[Collected data entries]
***

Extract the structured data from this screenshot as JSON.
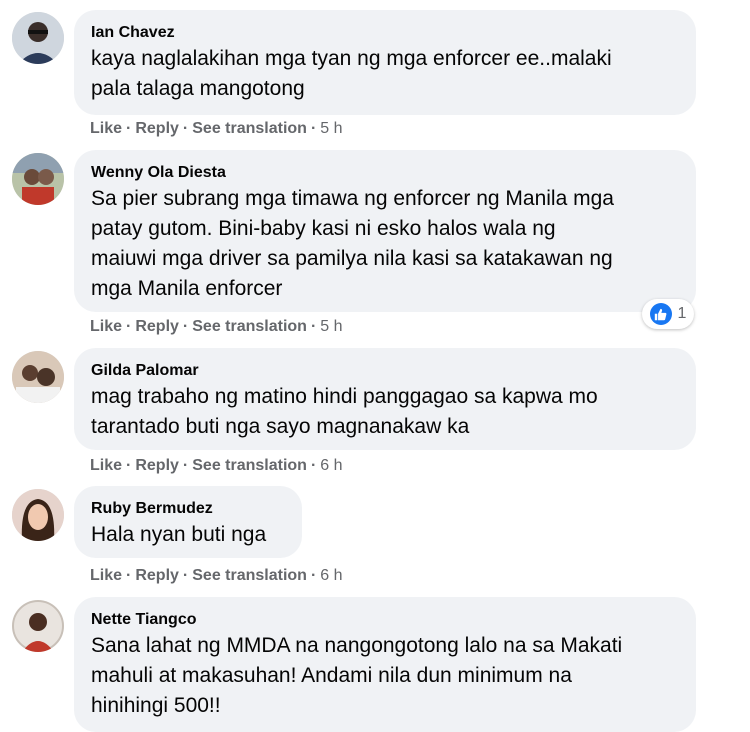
{
  "comments": [
    {
      "name": "Ian Chavez",
      "text": "kaya naglalakihan mga tyan ng mga enforcer ee..malaki\npala talaga mangotong",
      "like": "Like",
      "reply": "Reply",
      "translate": "See translation",
      "time": "5 h"
    },
    {
      "name": "Wenny Ola Diesta",
      "text": "Sa pier subrang mga timawa ng enforcer ng Manila mga\npatay gutom. Bini-baby kasi ni esko halos wala ng\nmaiuwi mga driver sa pamilya nila kasi sa katakawan ng\nmga Manila enforcer",
      "like": "Like",
      "reply": "Reply",
      "translate": "See translation",
      "time": "5 h",
      "reaction_count": "1"
    },
    {
      "name": "Gilda Palomar",
      "text": "mag trabaho ng matino hindi panggagao sa kapwa mo\ntarantado buti nga sayo magnanakaw ka",
      "like": "Like",
      "reply": "Reply",
      "translate": "See translation",
      "time": "6 h"
    },
    {
      "name": "Ruby Bermudez",
      "text": "Hala nyan buti nga",
      "like": "Like",
      "reply": "Reply",
      "translate": "See translation",
      "time": "6 h"
    },
    {
      "name": "Nette Tiangco",
      "text": "Sana lahat ng MMDA na nangongotong lalo na sa Makati\nmahuli at makasuhan! Andami nila dun minimum na\nhinihingi 500!!"
    }
  ],
  "colors": {
    "bubble": "#f0f2f5",
    "meta_text": "#65676b",
    "like_blue": "#1877f2"
  },
  "icons": {
    "reaction": "like-thumb-icon"
  }
}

***

Leave out the pictures and output every record above precisely as given.

Extract the structured data from this screenshot as JSON.
{
  "comments": [
    {
      "name": "Ian Chavez",
      "text": "kaya naglalakihan mga tyan ng mga enforcer ee..malaki\npala talaga mangotong",
      "like": "Like",
      "reply": "Reply",
      "translate": "See translation",
      "time": "5 h"
    },
    {
      "name": "Wenny Ola Diesta",
      "text": "Sa pier subrang mga timawa ng enforcer ng Manila mga\npatay gutom. Bini-baby kasi ni esko halos wala ng\nmaiuwi mga driver sa pamilya nila kasi sa katakawan ng\nmga Manila enforcer",
      "like": "Like",
      "reply": "Reply",
      "translate": "See translation",
      "time": "5 h",
      "reaction_count": "1"
    },
    {
      "name": "Gilda Palomar",
      "text": "mag trabaho ng matino hindi panggagao sa kapwa mo\ntarantado buti nga sayo magnanakaw ka",
      "like": "Like",
      "reply": "Reply",
      "translate": "See translation",
      "time": "6 h"
    },
    {
      "name": "Ruby Bermudez",
      "text": "Hala nyan buti nga",
      "like": "Like",
      "reply": "Reply",
      "translate": "See translation",
      "time": "6 h"
    },
    {
      "name": "Nette Tiangco",
      "text": "Sana lahat ng MMDA na nangongotong lalo na sa Makati\nmahuli at makasuhan! Andami nila dun minimum na\nhinihingi 500!!"
    }
  ],
  "colors": {
    "bubble": "#f0f2f5",
    "meta_text": "#65676b",
    "like_blue": "#1877f2"
  },
  "icons": {
    "reaction": "like-thumb-icon"
  }
}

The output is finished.